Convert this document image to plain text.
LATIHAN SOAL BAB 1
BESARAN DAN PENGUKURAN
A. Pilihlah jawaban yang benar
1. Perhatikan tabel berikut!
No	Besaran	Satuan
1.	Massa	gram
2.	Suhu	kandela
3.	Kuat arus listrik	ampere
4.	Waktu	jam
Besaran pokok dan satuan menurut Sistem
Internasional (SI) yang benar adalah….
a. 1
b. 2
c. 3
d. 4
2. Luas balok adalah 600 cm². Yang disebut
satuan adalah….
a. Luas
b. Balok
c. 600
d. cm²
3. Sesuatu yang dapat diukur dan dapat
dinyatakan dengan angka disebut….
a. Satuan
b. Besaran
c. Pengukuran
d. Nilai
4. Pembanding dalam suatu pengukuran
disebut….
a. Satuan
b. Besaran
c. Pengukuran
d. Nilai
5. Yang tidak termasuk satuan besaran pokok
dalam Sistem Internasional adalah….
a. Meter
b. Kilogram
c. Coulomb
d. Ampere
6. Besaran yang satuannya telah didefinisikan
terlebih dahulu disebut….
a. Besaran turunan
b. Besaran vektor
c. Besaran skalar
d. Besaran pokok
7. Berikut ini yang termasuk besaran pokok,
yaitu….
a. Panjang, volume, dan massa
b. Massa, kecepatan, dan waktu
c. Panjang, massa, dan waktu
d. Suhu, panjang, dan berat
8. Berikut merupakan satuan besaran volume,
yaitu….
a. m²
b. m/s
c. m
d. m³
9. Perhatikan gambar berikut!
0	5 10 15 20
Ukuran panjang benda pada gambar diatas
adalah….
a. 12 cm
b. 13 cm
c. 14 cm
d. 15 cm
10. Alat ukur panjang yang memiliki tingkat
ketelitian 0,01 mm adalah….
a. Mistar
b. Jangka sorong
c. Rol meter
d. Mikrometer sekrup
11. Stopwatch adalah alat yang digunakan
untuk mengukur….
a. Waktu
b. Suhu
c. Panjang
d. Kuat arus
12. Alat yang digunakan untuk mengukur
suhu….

**Required work**
Write every entry out again exactly.

**Exercise result**
Convert this document image to plain text.
LATIHAN SOAL BAB 1
BESARAN DAN PENGUKURAN
A. Pilihlah jawaban yang benar
1. Perhatikan tabel berikut!
No	Besaran	Satuan
1.	Massa	gram
2.	Suhu	kandela
3.	Kuat arus listrik	ampere
4.	Waktu	jam
Besaran pokok dan satuan menurut Sistem
Internasional (SI) yang benar adalah….
a. 1
b. 2
c. 3
d. 4
2. Luas balok adalah 600 cm². Yang disebut
satuan adalah….
a. Luas
b. Balok
c. 600
d. cm²
3. Sesuatu yang dapat diukur dan dapat
dinyatakan dengan angka disebut….
a. Satuan
b. Besaran
c. Pengukuran
d. Nilai
4. Pembanding dalam suatu pengukuran
disebut….
a. Satuan
b. Besaran
c. Pengukuran
d. Nilai
5. Yang tidak termasuk satuan besaran pokok
dalam Sistem Internasional adalah….
a. Meter
b. Kilogram
c. Coulomb
d. Ampere
6. Besaran yang satuannya telah didefinisikan
terlebih dahulu disebut….
a. Besaran turunan
b. Besaran vektor
c. Besaran skalar
d. Besaran pokok
7. Berikut ini yang termasuk besaran pokok,
yaitu….
a. Panjang, volume, dan massa
b. Massa, kecepatan, dan waktu
c. Panjang, massa, dan waktu
d. Suhu, panjang, dan berat
8. Berikut merupakan satuan besaran volume,
yaitu….
a. m²
b. m/s
c. m
d. m³
9. Perhatikan gambar berikut!
0	5 10 15 20
Ukuran panjang benda pada gambar diatas
adalah….
a. 12 cm
b. 13 cm
c. 14 cm
d. 15 cm
10. Alat ukur panjang yang memiliki tingkat
ketelitian 0,01 mm adalah….
a. Mistar
b. Jangka sorong
c. Rol meter
d. Mikrometer sekrup
11. Stopwatch adalah alat yang digunakan
untuk mengukur….
a. Waktu
b. Suhu
c. Panjang
d. Kuat arus
12. Alat yang digunakan untuk mengukur
suhu….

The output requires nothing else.